Identify each line below containing the string "previously" and copy it.

Entries provided:
━━━━━━━━━━━━━━━━
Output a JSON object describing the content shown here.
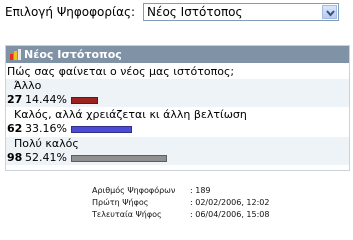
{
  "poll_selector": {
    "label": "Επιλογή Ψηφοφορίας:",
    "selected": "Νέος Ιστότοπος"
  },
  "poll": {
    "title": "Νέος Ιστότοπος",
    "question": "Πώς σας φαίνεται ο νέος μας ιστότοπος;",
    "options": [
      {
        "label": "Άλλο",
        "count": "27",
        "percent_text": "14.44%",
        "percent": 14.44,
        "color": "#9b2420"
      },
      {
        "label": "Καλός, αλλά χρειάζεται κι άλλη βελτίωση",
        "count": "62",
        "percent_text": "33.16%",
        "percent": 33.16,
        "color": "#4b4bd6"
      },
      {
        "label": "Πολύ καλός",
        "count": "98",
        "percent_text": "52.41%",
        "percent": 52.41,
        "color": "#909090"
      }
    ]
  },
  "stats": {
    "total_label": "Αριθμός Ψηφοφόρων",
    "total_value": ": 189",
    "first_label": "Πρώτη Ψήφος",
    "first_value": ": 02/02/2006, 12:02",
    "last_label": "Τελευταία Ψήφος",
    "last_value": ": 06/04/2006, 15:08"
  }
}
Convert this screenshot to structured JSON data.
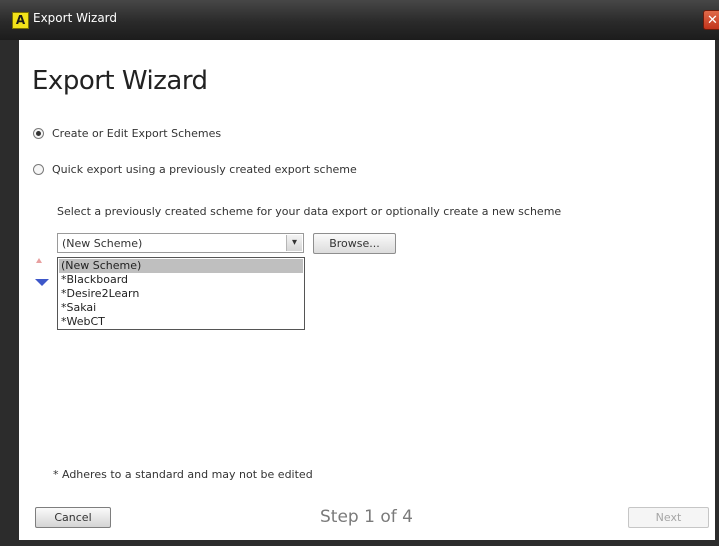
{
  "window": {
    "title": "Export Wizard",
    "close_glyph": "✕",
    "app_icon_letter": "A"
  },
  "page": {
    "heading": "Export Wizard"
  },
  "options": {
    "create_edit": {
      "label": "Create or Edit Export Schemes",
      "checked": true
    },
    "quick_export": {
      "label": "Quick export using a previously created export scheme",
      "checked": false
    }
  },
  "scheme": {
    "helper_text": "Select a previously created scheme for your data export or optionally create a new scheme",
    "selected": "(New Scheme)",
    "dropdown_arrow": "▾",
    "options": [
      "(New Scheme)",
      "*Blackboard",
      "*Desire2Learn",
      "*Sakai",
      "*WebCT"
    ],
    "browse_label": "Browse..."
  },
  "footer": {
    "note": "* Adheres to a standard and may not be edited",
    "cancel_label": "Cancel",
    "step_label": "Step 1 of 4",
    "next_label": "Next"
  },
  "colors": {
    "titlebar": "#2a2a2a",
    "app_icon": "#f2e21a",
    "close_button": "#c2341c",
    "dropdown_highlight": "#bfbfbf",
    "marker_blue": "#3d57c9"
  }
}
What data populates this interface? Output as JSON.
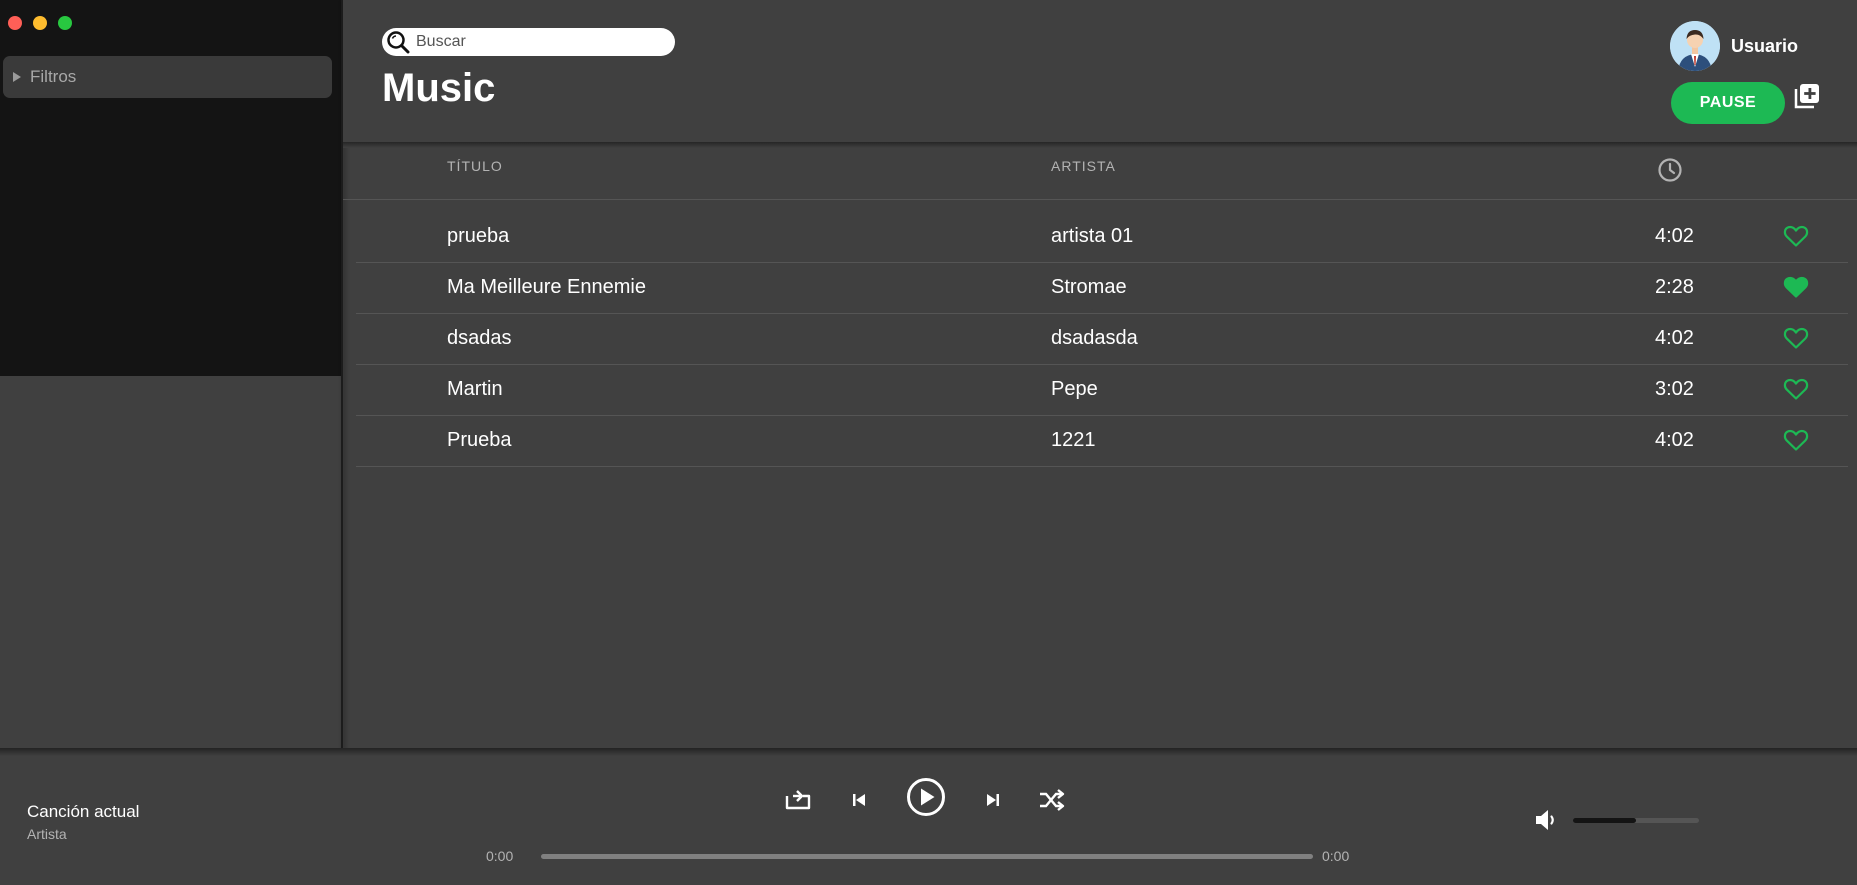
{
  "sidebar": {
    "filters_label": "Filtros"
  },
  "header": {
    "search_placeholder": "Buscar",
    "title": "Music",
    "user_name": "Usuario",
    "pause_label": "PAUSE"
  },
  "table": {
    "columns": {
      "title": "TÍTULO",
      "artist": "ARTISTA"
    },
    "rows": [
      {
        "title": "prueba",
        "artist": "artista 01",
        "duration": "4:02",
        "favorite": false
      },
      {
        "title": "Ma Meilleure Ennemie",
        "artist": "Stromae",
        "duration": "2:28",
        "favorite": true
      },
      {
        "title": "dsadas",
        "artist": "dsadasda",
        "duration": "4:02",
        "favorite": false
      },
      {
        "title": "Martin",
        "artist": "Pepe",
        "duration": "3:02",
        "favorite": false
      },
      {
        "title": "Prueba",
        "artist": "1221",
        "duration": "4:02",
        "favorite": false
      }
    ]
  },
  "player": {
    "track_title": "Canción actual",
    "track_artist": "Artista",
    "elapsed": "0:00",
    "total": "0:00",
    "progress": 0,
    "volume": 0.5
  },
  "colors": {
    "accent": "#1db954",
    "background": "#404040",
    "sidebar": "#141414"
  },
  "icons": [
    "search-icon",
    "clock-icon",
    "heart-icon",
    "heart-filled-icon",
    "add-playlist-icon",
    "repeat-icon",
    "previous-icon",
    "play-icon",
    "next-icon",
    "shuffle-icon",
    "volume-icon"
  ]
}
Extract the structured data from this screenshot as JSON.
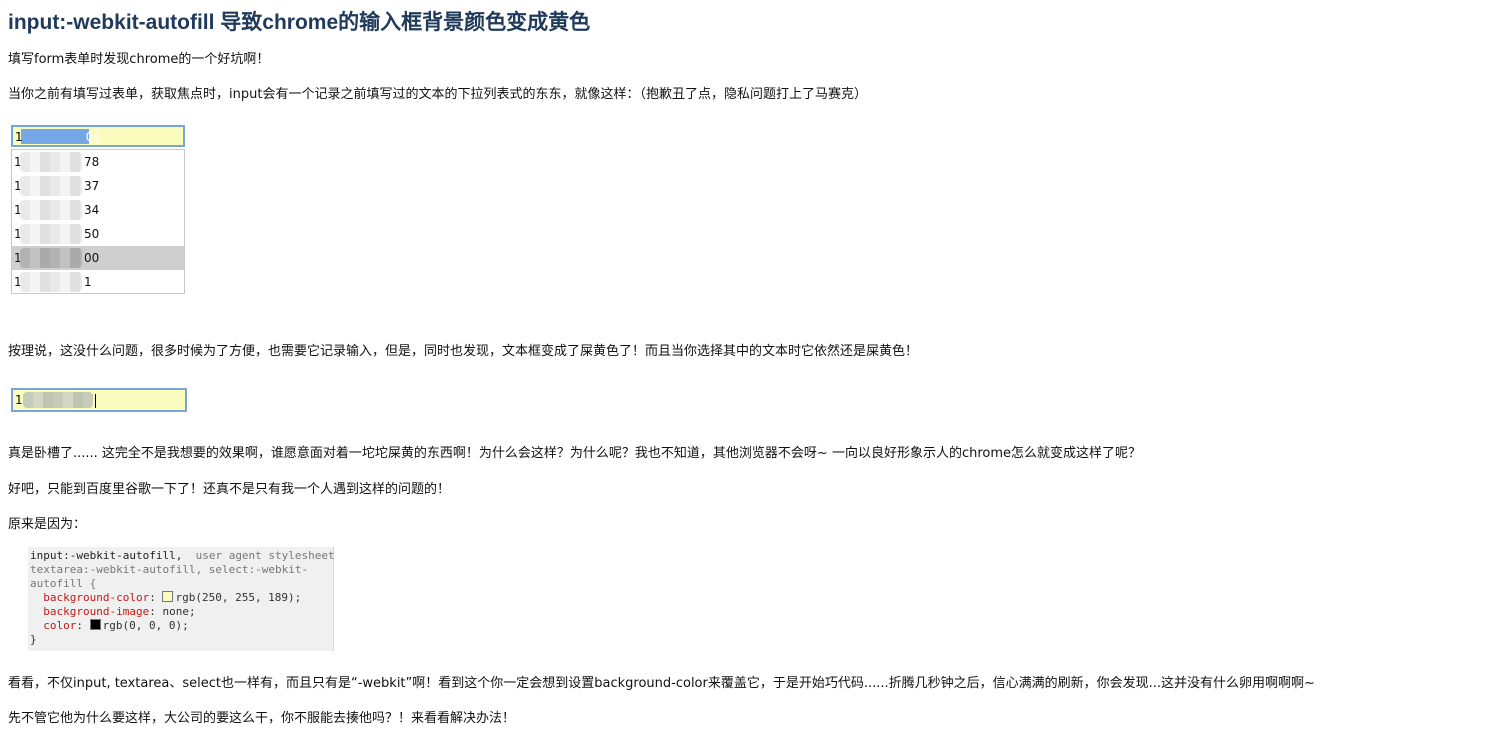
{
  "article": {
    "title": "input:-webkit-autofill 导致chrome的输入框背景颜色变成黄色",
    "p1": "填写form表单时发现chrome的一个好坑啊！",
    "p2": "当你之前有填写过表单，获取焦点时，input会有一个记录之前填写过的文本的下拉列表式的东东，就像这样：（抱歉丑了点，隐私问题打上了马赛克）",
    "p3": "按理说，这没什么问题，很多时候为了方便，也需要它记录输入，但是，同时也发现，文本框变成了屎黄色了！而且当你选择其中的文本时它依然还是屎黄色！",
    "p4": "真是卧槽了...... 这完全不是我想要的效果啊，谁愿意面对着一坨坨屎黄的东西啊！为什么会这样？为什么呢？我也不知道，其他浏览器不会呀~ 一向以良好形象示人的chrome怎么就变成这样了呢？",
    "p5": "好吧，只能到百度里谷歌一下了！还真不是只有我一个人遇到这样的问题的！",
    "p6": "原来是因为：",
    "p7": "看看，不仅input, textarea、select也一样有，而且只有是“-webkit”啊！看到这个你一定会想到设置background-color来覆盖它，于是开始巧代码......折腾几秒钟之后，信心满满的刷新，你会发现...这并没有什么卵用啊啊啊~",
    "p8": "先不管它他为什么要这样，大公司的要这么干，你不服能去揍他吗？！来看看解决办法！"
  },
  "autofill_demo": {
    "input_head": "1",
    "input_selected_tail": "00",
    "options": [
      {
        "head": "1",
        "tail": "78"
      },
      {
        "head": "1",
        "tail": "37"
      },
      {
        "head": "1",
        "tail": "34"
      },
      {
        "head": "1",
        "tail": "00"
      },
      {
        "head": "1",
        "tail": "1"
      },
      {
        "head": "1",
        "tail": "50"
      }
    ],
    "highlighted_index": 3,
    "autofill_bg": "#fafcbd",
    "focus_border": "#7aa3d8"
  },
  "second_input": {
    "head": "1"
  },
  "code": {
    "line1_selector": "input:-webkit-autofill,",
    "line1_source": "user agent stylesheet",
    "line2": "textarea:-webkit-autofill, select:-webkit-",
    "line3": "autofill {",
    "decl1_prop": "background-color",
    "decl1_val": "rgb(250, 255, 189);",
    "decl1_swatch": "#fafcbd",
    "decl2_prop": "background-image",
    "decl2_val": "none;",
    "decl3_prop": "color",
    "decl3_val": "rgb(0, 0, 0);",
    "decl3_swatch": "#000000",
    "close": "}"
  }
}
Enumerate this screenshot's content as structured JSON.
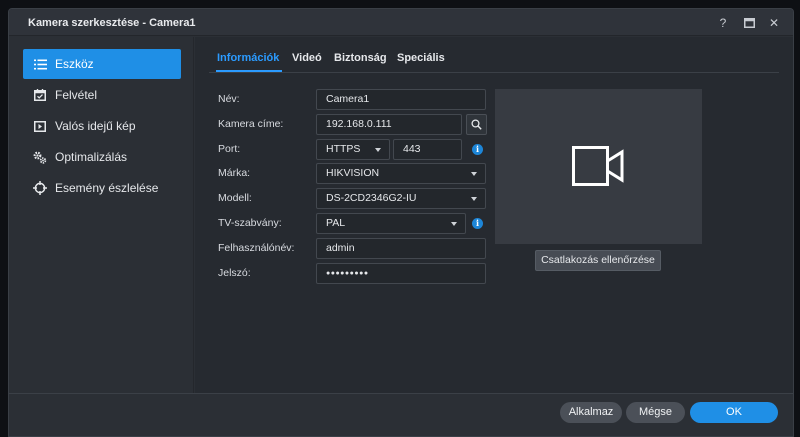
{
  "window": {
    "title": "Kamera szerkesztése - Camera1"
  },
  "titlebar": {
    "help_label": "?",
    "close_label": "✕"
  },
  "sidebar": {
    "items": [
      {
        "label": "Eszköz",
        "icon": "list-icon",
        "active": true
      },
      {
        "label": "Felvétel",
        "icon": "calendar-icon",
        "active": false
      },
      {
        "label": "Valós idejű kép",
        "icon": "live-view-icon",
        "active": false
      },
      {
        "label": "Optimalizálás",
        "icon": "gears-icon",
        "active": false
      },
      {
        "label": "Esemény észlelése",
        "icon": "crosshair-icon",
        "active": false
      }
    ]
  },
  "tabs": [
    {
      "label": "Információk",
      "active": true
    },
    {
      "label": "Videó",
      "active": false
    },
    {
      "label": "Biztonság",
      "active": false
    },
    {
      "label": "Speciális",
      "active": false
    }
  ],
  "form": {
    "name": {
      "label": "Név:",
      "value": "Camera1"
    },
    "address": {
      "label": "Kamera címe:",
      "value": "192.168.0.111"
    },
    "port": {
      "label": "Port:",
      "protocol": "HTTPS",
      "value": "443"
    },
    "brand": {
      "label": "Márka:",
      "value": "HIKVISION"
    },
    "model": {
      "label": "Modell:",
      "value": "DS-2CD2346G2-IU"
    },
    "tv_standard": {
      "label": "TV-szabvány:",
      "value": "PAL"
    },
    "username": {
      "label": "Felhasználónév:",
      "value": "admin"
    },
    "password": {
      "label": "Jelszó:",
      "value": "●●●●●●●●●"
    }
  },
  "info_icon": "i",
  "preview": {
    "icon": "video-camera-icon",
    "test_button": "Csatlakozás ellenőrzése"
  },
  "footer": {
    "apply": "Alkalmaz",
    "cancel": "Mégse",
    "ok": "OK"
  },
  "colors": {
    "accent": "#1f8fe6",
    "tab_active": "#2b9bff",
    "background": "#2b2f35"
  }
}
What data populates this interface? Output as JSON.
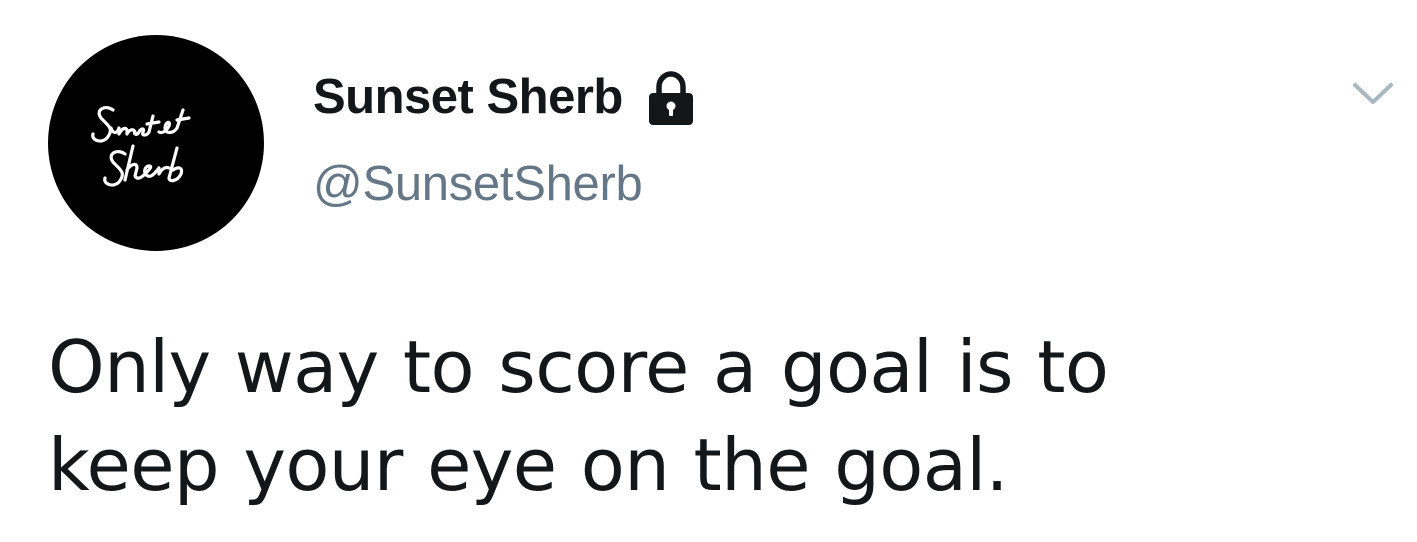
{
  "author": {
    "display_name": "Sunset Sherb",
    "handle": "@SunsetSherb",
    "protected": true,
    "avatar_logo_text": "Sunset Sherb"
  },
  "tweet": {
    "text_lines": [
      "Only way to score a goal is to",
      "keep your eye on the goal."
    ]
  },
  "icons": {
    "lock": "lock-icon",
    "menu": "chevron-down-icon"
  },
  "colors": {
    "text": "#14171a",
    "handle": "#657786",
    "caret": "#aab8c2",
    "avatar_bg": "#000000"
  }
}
━━━━━━━━━━━━━━━━
Exercise response:
      "label": "Quick export using a previously created export scheme",
    "helper_text": "Select a previously created scheme for your data export or optionally create a new scheme",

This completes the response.